Task directions: Your task is to repeat the entries underneath exactly, minus the pictures.

Records shown:
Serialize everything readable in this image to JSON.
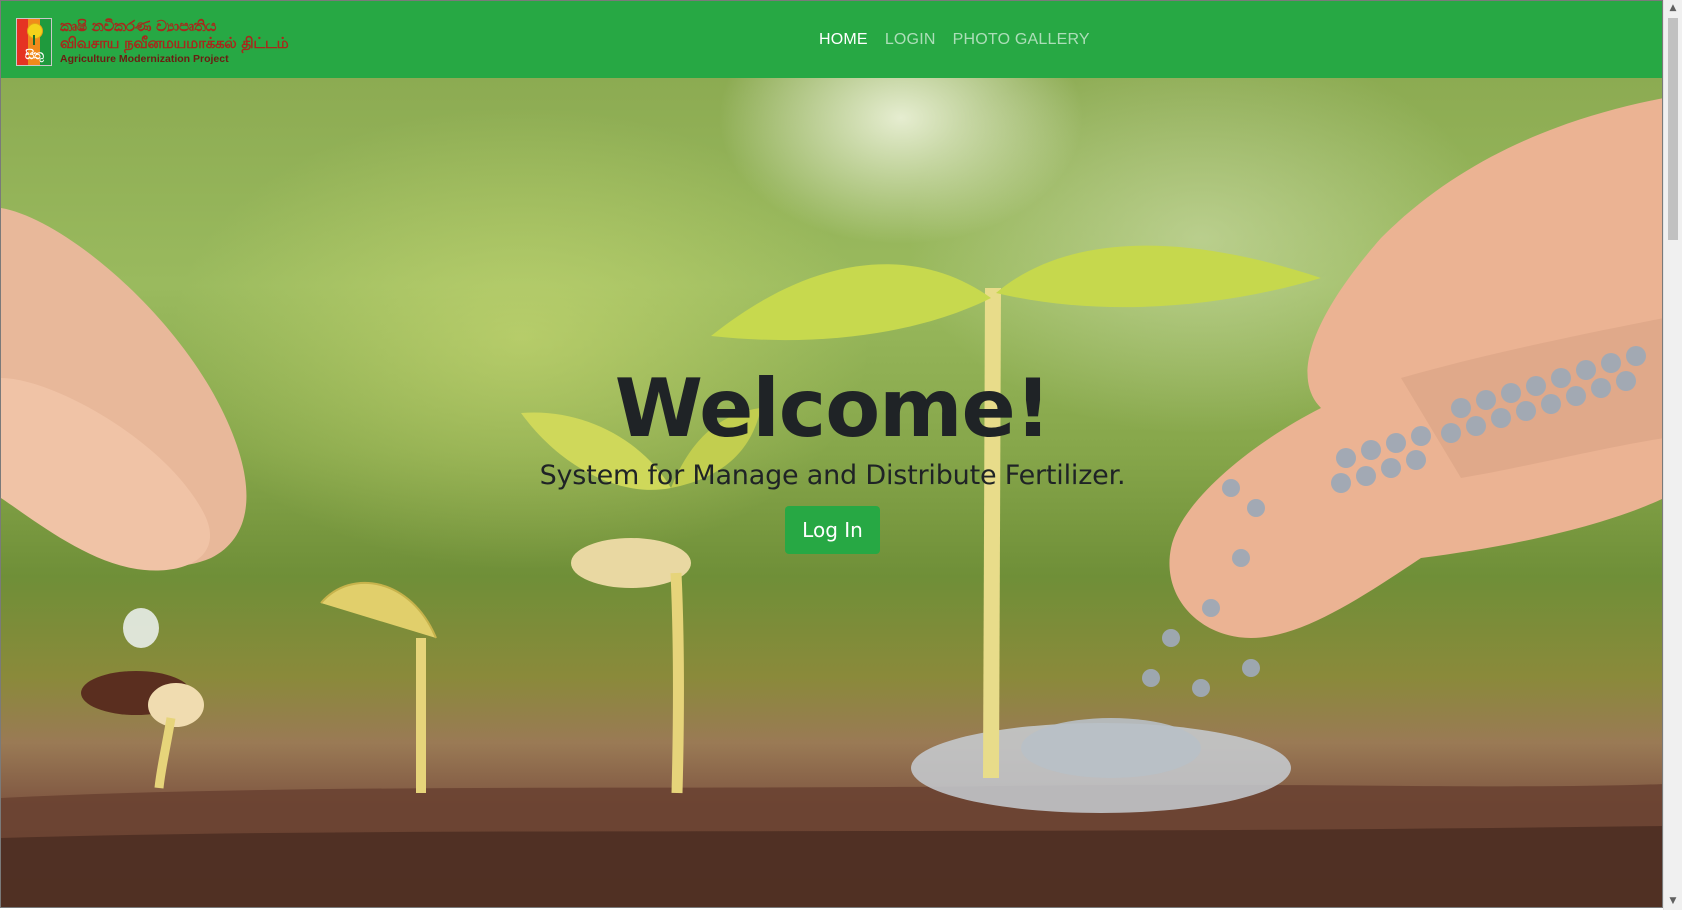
{
  "brand": {
    "logo_script": "සිතු",
    "line1": "කෘෂි නවීකරණ ව්‍යාපෘතිය",
    "line2": "விவசாய நவீனமயமாக்கல் திட்டம்",
    "line3": "Agriculture Modernization Project"
  },
  "nav": {
    "items": [
      {
        "label": "HOME",
        "active": true
      },
      {
        "label": "LOGIN",
        "active": false
      },
      {
        "label": "PHOTO GALLERY",
        "active": false
      }
    ]
  },
  "hero": {
    "title": "Welcome!",
    "subtitle": "System for Manage and Distribute Fertilizer.",
    "button_label": "Log In"
  },
  "colors": {
    "navbar": "#27a844",
    "button": "#27a844",
    "title_text": "#1f2326"
  },
  "icons": {
    "scroll_up": "scroll-up-arrow-icon",
    "scroll_down": "scroll-down-arrow-icon"
  }
}
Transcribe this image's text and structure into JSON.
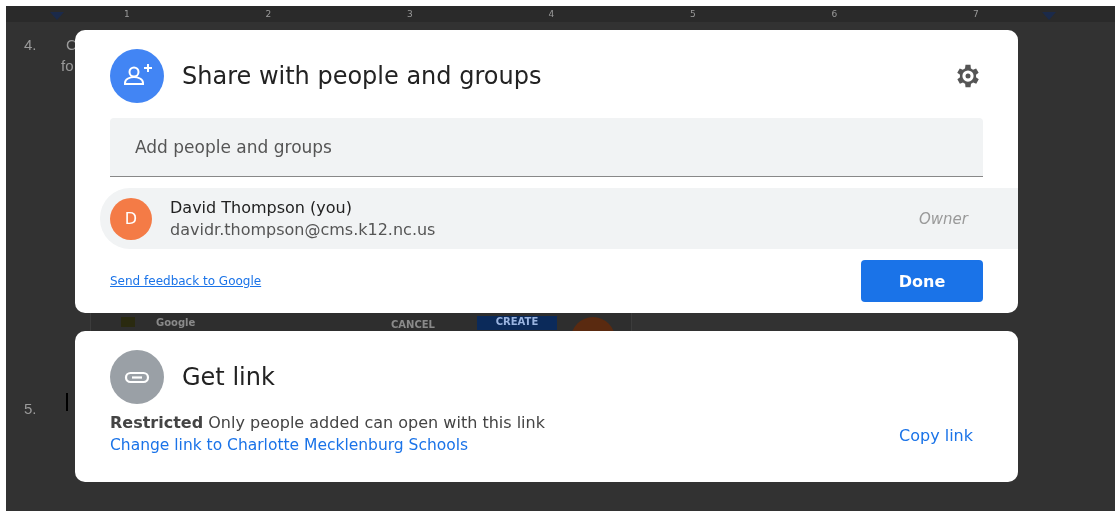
{
  "ruler": {
    "numbers": [
      "1",
      "2",
      "3",
      "4",
      "5",
      "6",
      "7"
    ]
  },
  "document": {
    "items": [
      {
        "number": "4.",
        "text": "C",
        "second_line": "fo"
      },
      {
        "number": "5."
      }
    ],
    "embedded_dialog": {
      "brand": "Google",
      "cancel": "CANCEL",
      "create": "CREATE"
    }
  },
  "share_dialog": {
    "title": "Share with people and groups",
    "field": {
      "placeholder": "Add people and groups"
    },
    "people": [
      {
        "initial": "D",
        "color": "#f47b46",
        "name": "David Thompson (you)",
        "email": "davidr.thompson@cms.k12.nc.us",
        "role": "Owner"
      }
    ],
    "feedback_link": "Send feedback to Google",
    "done_button": "Done"
  },
  "link_dialog": {
    "title": "Get link",
    "access": "**Restricted** Only people added can open with this link",
    "change_link": "Change link to Charlotte Mecklenburg Schools",
    "copy_link": "Copy link"
  }
}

Response:
Serialize everything readable in this image to JSON.
{
  "brand": {
    "logo_script": "සිතු",
    "line1": "කෘෂි නවීකරණ ව්‍යාපෘතිය",
    "line2": "விவசாய நவீனமயமாக்கல் திட்டம்",
    "line3": "Agriculture Modernization Project"
  },
  "nav": {
    "items": [
      {
        "label": "HOME",
        "active": true
      },
      {
        "label": "LOGIN",
        "active": false
      },
      {
        "label": "PHOTO GALLERY",
        "active": false
      }
    ]
  },
  "hero": {
    "title": "Welcome!",
    "subtitle": "System for Manage and Distribute Fertilizer.",
    "button_label": "Log In"
  },
  "colors": {
    "navbar": "#27a844",
    "button": "#27a844",
    "title_text": "#1f2326"
  },
  "icons": {
    "scroll_up": "scroll-up-arrow-icon",
    "scroll_down": "scroll-down-arrow-icon"
  }
}
Transcribe this image's text and structure into JSON.
{
  "ruler": {
    "numbers": [
      "1",
      "2",
      "3",
      "4",
      "5",
      "6",
      "7"
    ]
  },
  "document": {
    "items": [
      {
        "number": "4.",
        "text": "C",
        "second_line": "fo"
      },
      {
        "number": "5."
      }
    ],
    "embedded_dialog": {
      "brand": "Google",
      "cancel": "CANCEL",
      "create": "CREATE"
    }
  },
  "share_dialog": {
    "title": "Share with people and groups",
    "field": {
      "placeholder": "Add people and groups"
    },
    "people": [
      {
        "initial": "D",
        "color": "#f47b46",
        "name": "David Thompson (you)",
        "email": "davidr.thompson@cms.k12.nc.us",
        "role": "Owner"
      }
    ],
    "feedback_link": "Send feedback to Google",
    "done_button": "Done"
  },
  "link_dialog": {
    "title": "Get link",
    "access": "**Restricted** Only people added can open with this link",
    "change_link": "Change link to Charlotte Mecklenburg Schools",
    "copy_link": "Copy link"
  }
}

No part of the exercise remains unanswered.